Exercise inputs:
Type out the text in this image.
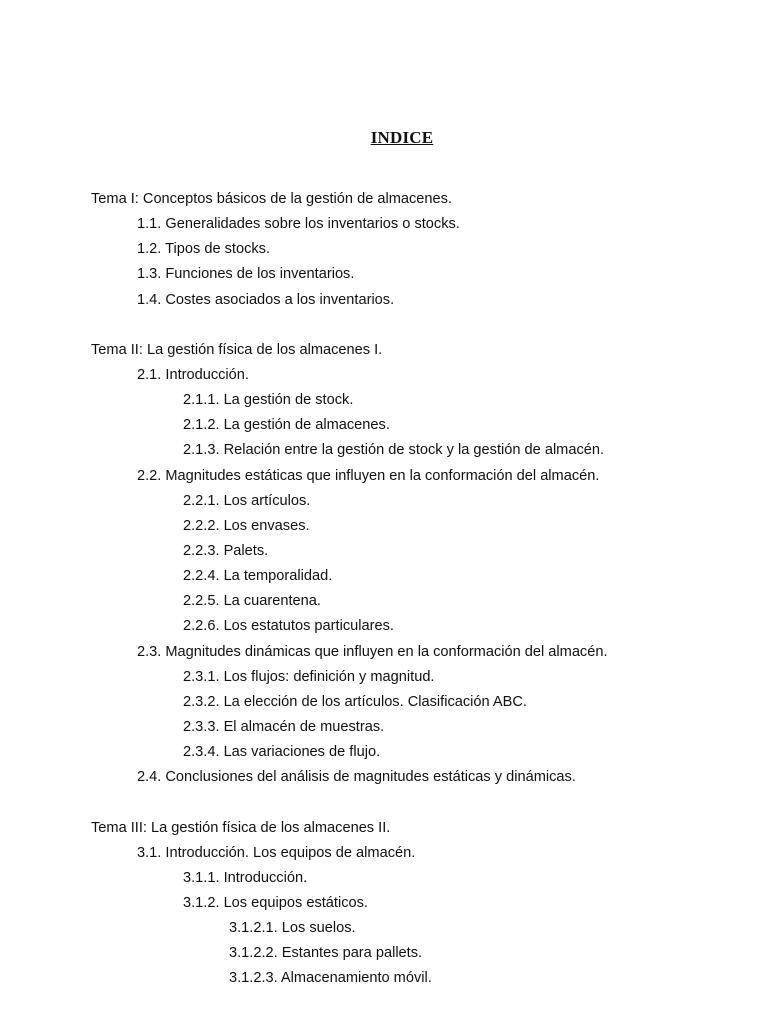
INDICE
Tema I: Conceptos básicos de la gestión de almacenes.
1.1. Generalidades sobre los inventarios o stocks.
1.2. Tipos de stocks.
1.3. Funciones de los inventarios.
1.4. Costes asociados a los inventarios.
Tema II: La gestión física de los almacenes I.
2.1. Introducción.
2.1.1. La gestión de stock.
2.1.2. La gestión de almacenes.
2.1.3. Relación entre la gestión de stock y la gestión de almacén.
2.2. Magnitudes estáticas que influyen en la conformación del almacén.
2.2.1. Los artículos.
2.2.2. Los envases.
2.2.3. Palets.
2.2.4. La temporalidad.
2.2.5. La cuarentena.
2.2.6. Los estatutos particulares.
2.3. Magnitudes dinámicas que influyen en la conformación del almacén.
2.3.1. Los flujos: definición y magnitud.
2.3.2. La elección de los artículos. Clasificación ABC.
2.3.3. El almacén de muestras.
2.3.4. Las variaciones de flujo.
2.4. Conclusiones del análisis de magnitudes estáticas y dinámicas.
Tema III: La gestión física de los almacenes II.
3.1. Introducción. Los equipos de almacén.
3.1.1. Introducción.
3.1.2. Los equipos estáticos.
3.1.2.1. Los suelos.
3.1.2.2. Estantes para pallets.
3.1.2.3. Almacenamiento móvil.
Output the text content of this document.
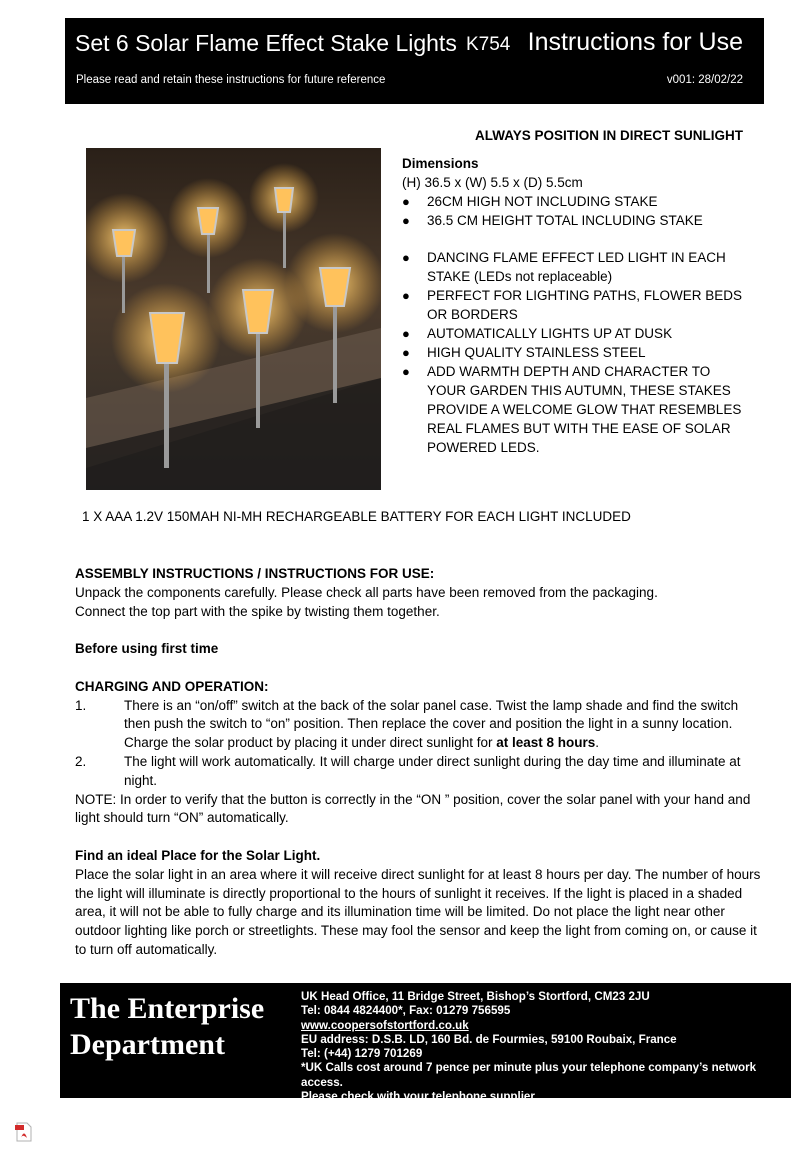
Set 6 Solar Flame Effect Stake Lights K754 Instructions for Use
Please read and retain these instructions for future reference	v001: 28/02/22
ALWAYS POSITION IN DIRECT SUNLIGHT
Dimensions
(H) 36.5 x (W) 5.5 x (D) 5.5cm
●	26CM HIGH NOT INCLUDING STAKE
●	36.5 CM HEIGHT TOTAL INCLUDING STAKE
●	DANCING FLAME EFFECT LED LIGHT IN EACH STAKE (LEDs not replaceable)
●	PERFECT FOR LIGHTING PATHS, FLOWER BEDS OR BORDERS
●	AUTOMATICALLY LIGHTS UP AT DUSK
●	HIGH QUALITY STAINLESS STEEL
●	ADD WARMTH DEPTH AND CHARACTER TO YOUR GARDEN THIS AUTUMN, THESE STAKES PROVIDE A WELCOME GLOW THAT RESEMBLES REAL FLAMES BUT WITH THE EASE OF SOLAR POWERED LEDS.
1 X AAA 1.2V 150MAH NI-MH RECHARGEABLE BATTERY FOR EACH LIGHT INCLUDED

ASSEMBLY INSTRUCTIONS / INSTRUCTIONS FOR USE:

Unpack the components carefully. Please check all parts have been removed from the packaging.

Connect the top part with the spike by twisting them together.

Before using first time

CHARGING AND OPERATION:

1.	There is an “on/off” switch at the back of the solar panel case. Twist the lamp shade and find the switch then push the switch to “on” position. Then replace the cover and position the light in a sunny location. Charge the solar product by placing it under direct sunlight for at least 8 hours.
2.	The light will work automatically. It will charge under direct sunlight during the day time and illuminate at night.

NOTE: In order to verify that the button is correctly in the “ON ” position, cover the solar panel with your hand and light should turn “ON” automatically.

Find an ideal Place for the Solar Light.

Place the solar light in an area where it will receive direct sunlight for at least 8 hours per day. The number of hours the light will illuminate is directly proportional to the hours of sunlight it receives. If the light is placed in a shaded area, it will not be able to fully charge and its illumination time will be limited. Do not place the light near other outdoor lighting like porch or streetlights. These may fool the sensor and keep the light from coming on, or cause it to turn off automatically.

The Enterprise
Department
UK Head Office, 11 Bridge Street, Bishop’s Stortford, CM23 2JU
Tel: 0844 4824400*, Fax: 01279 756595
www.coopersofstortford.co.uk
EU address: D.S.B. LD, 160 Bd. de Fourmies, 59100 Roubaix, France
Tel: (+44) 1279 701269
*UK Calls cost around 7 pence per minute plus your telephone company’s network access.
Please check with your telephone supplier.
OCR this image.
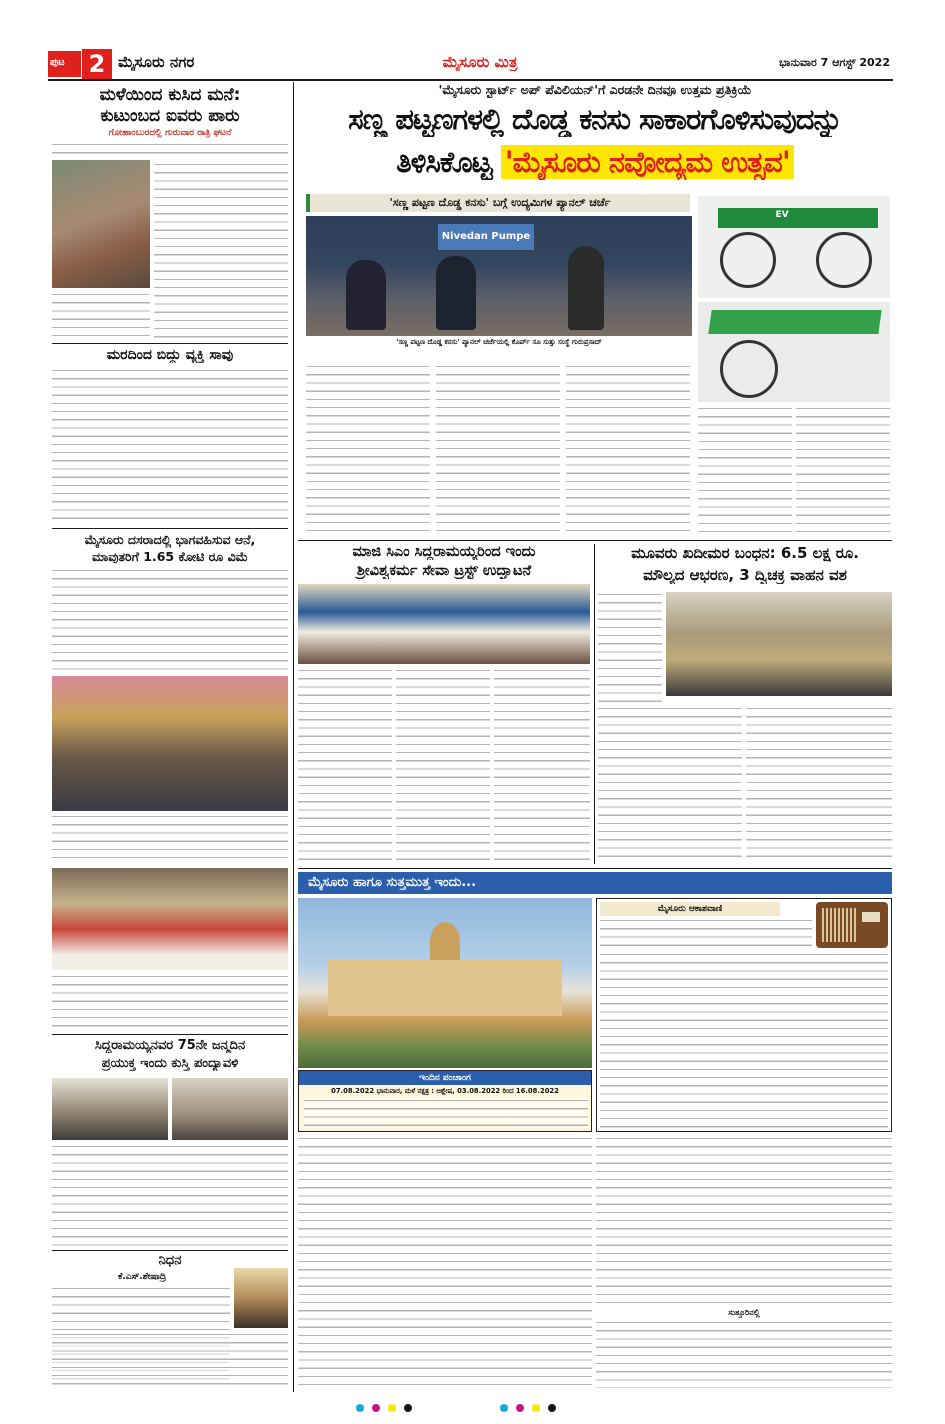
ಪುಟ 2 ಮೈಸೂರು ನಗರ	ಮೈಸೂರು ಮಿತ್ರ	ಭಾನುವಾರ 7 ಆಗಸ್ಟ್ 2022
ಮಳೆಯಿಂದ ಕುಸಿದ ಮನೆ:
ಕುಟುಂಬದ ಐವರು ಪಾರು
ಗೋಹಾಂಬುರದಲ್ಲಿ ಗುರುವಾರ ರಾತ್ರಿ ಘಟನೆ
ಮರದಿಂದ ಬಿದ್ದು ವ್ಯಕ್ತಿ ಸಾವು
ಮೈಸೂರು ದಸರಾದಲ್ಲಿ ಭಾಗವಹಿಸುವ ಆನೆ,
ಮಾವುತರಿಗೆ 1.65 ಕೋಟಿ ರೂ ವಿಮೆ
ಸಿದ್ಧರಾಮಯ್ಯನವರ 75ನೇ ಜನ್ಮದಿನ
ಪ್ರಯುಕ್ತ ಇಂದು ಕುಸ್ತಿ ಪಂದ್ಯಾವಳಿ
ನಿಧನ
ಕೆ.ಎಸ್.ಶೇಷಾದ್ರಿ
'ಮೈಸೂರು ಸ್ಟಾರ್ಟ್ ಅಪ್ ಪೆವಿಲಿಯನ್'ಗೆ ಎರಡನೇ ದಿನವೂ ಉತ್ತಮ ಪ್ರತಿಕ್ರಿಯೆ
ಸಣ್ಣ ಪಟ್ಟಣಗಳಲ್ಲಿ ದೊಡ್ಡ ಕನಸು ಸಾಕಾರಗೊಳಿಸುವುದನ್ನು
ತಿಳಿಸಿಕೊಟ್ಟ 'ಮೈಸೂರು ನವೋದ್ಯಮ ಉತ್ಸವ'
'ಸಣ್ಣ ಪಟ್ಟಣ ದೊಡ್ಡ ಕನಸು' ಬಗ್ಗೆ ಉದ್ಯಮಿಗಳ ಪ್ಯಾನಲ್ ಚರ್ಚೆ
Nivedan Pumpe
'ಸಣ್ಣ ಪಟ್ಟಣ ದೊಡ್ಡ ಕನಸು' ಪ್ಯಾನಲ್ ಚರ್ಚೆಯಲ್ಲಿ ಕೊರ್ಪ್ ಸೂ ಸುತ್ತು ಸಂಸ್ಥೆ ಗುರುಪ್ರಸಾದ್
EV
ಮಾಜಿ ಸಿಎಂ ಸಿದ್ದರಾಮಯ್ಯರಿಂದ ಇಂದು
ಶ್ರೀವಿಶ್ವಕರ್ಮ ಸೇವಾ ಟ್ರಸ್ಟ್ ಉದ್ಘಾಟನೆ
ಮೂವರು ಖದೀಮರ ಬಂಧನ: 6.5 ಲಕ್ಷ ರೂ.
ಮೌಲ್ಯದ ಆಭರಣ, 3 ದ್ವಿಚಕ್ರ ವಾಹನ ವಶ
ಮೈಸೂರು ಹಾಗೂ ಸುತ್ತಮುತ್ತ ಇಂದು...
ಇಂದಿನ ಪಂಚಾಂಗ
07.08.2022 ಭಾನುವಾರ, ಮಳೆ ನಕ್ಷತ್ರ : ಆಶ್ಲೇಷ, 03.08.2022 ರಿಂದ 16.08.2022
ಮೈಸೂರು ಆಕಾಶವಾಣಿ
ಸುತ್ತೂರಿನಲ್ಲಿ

What this task involves: Extract each line from the listing that holds the word "conformación".

Task result:
2.2. Magnitudes estáticas que influyen en la conformación del almacén.
2.3. Magnitudes dinámicas que influyen en la conformación del almacén.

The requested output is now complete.